== Part of a data file ==
————————

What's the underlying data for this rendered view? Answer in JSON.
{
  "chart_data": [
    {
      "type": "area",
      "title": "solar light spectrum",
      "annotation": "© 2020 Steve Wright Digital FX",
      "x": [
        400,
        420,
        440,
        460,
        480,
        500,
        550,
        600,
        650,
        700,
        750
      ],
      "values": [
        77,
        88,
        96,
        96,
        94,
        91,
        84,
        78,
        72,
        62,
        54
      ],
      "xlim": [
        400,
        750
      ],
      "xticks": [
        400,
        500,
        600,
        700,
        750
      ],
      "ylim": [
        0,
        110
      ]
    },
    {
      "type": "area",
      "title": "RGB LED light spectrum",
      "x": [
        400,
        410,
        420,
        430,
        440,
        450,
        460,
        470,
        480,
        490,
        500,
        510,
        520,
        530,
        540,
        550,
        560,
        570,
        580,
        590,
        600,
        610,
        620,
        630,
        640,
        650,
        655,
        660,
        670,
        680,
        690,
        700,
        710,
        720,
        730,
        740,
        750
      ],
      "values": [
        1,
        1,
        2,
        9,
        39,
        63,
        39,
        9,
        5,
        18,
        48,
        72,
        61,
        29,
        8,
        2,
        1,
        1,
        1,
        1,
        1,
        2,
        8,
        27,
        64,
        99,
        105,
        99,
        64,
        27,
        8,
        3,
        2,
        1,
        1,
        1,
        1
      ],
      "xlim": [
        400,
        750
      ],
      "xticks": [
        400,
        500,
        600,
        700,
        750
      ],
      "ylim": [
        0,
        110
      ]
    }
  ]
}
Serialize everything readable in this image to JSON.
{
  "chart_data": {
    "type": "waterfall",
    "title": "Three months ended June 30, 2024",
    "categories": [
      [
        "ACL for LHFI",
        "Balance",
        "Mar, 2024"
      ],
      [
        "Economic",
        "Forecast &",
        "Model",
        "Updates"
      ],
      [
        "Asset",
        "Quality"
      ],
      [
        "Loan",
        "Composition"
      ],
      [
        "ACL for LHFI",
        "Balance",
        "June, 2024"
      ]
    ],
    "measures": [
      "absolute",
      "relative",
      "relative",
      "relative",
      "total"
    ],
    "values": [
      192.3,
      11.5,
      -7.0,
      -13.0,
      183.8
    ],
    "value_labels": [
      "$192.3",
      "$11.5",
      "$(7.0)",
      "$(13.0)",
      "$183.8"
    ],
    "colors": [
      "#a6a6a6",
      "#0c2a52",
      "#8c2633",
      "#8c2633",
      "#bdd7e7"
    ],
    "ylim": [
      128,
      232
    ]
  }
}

————————

== GIVEN REQUEST ==
Each line in the material above must be retyped without alteration.

== SOLUTION FOR THIS PROBLEM ==
What's the underlying data for this rendered view? Answer in JSON.
{
  "chart_data": [
    {
      "type": "area",
      "title": "solar light spectrum",
      "annotation": "© 2020 Steve Wright Digital FX",
      "x": [
        400,
        420,
        440,
        460,
        480,
        500,
        550,
        600,
        650,
        700,
        750
      ],
      "values": [
        77,
        88,
        96,
        96,
        94,
        91,
        84,
        78,
        72,
        62,
        54
      ],
      "xlim": [
        400,
        750
      ],
      "xticks": [
        400,
        500,
        600,
        700,
        750
      ],
      "ylim": [
        0,
        110
      ]
    },
    {
      "type": "area",
      "title": "RGB LED light spectrum",
      "x": [
        400,
        410,
        420,
        430,
        440,
        450,
        460,
        470,
        480,
        490,
        500,
        510,
        520,
        530,
        540,
        550,
        560,
        570,
        580,
        590,
        600,
        610,
        620,
        630,
        640,
        650,
        655,
        660,
        670,
        680,
        690,
        700,
        710,
        720,
        730,
        740,
        750
      ],
      "values": [
        1,
        1,
        2,
        9,
        39,
        63,
        39,
        9,
        5,
        18,
        48,
        72,
        61,
        29,
        8,
        2,
        1,
        1,
        1,
        1,
        1,
        2,
        8,
        27,
        64,
        99,
        105,
        99,
        64,
        27,
        8,
        3,
        2,
        1,
        1,
        1,
        1
      ],
      "xlim": [
        400,
        750
      ],
      "xticks": [
        400,
        500,
        600,
        700,
        750
      ],
      "ylim": [
        0,
        110
      ]
    }
  ]
}
Serialize everything readable in this image to JSON.
{
  "chart_data": {
    "type": "waterfall",
    "title": "Three months ended June 30, 2024",
    "categories": [
      [
        "ACL for LHFI",
        "Balance",
        "Mar, 2024"
      ],
      [
        "Economic",
        "Forecast &",
        "Model",
        "Updates"
      ],
      [
        "Asset",
        "Quality"
      ],
      [
        "Loan",
        "Composition"
      ],
      [
        "ACL for LHFI",
        "Balance",
        "June, 2024"
      ]
    ],
    "measures": [
      "absolute",
      "relative",
      "relative",
      "relative",
      "total"
    ],
    "values": [
      192.3,
      11.5,
      -7.0,
      -13.0,
      183.8
    ],
    "value_labels": [
      "$192.3",
      "$11.5",
      "$(7.0)",
      "$(13.0)",
      "$183.8"
    ],
    "colors": [
      "#a6a6a6",
      "#0c2a52",
      "#8c2633",
      "#8c2633",
      "#bdd7e7"
    ],
    "ylim": [
      128,
      232
    ]
  }
}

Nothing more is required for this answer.